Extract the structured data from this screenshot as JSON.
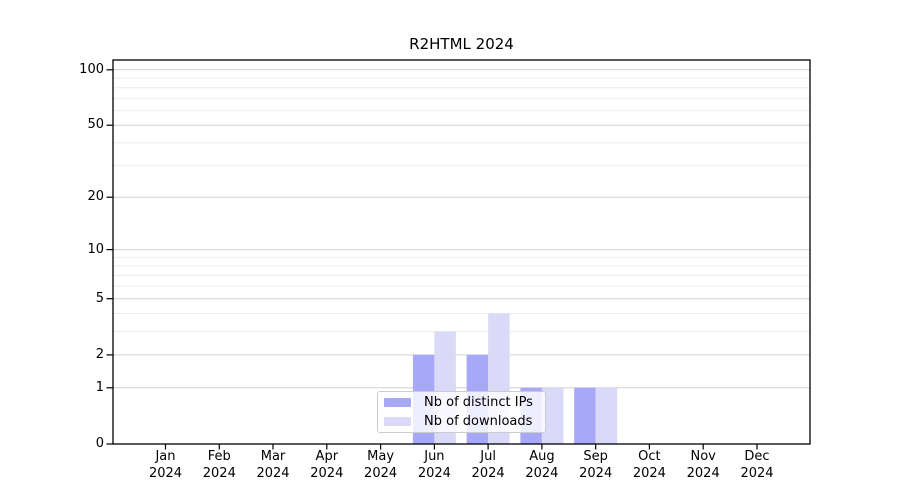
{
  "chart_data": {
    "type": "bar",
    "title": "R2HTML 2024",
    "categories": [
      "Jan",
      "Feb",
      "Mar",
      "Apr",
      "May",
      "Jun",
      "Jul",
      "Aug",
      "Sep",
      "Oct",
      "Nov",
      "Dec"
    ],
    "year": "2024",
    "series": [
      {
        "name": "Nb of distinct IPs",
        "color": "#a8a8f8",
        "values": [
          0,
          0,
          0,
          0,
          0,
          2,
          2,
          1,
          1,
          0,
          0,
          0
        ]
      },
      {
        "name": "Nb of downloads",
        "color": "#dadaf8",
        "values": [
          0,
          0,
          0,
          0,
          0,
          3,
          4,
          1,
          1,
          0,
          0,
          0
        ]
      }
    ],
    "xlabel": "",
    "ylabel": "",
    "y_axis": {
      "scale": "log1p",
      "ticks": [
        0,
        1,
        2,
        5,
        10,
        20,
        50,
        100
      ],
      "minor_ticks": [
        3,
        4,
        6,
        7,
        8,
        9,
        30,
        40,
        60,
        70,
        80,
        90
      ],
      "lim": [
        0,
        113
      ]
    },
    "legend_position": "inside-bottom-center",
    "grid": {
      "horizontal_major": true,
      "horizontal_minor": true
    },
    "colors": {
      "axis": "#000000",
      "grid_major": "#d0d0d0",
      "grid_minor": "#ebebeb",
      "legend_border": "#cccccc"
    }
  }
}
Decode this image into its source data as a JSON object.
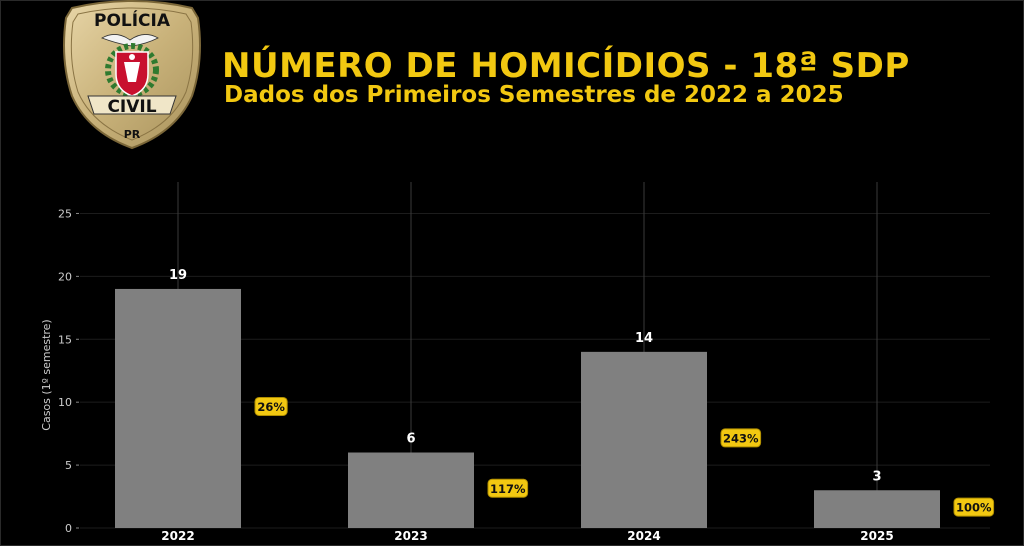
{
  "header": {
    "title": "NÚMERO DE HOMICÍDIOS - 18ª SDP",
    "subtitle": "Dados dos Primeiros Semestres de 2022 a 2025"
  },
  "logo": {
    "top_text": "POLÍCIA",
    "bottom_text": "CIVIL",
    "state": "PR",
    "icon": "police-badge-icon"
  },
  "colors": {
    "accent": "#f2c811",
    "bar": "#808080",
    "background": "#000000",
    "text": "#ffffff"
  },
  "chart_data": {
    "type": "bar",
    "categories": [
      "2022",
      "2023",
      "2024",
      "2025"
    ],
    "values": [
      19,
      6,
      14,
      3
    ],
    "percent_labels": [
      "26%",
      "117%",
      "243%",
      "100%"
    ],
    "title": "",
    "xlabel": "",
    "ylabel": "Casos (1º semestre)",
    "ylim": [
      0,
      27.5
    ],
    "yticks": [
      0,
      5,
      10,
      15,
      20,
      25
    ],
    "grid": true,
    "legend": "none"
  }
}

++++++++++++++++++++

*Written instruction*
Look through the records and gather each line with the word "this".

*Full response*
Extract the structured data from this screenshot as JSON.
Decode this image into its source data as a JSON object.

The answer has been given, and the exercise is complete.